- [Material shown]:
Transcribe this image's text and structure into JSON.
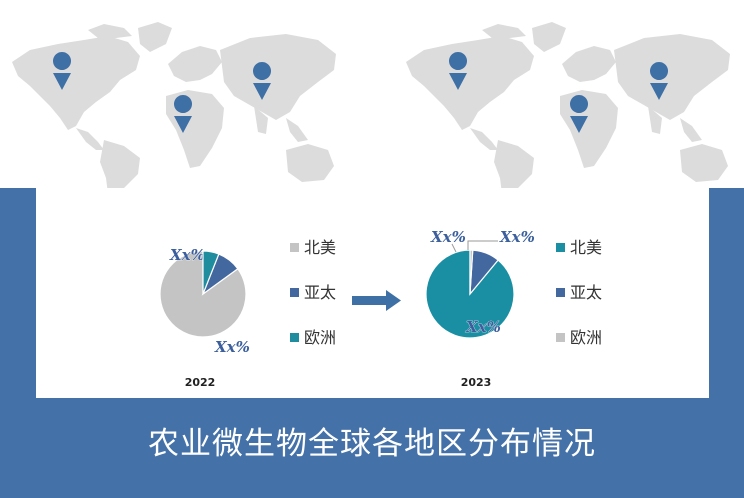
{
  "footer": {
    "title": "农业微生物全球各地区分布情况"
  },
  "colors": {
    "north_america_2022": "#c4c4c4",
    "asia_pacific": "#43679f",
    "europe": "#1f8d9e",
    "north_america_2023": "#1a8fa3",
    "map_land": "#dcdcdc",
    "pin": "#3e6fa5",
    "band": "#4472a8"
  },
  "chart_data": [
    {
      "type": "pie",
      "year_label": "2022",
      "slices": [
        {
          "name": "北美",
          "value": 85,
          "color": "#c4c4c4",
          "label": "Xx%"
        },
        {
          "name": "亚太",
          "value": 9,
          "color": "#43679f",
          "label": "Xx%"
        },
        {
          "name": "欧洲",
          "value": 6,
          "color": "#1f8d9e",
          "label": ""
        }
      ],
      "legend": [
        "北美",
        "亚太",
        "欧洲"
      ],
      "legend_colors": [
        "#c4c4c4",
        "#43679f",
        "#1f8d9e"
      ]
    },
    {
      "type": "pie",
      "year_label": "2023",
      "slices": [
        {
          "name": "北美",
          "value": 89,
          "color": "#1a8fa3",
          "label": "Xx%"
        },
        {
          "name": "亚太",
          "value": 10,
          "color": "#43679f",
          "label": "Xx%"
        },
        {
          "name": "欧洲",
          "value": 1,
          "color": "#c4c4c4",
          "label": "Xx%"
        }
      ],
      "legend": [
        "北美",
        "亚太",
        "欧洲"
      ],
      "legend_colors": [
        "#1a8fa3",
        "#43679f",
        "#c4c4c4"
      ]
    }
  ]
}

- [Exercise]:
Lines holding the word "value" in the entries above are the ones to pull out. Copy them all.

- [Expected answer]:
          "value": 85,
          "value": 9,
          "value": 6,
          "value": 89,
          "value": 10,
          "value": 1,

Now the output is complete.